**Dataset entries:**
···

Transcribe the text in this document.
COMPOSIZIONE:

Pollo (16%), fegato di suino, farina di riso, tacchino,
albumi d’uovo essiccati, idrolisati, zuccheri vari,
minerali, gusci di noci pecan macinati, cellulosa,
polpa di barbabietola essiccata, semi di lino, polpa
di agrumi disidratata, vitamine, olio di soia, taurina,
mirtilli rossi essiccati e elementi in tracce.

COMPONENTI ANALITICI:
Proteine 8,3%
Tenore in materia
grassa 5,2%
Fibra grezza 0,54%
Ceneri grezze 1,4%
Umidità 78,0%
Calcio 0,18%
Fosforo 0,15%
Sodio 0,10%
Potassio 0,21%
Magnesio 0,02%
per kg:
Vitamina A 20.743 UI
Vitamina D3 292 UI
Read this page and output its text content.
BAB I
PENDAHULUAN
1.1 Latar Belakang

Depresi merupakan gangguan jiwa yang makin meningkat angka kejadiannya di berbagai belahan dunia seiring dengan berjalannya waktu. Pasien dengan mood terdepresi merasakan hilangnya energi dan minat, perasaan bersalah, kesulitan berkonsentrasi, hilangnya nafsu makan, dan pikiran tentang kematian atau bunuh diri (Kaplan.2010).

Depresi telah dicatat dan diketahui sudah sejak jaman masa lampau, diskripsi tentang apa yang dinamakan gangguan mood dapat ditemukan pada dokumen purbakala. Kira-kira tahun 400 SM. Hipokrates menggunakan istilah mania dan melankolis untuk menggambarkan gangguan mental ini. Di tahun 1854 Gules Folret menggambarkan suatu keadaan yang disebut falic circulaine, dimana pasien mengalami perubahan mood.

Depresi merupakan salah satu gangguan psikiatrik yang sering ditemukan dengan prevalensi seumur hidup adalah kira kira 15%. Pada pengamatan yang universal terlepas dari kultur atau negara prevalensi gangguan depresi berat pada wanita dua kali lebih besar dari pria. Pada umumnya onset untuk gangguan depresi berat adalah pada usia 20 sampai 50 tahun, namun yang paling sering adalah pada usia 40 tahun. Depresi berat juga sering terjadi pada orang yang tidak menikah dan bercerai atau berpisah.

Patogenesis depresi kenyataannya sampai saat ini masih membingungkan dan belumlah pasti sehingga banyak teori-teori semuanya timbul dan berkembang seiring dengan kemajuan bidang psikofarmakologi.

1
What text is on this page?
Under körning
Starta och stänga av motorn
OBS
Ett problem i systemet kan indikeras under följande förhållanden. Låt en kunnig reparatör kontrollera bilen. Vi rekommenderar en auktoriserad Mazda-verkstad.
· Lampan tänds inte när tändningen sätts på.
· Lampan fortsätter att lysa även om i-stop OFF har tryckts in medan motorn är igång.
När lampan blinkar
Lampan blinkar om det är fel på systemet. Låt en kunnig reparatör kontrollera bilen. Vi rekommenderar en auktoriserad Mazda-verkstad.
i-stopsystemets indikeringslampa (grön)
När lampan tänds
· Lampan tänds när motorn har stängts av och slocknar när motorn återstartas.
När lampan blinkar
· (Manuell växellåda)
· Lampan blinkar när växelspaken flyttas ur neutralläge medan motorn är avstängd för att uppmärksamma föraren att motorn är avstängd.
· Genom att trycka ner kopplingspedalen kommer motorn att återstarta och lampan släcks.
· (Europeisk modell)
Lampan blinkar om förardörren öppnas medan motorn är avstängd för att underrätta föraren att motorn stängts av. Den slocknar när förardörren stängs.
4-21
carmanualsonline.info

···

**Assignment:**
Find the lines of the material that hold the word "auktoriserad" and report their count alone.

**Answer area:**
2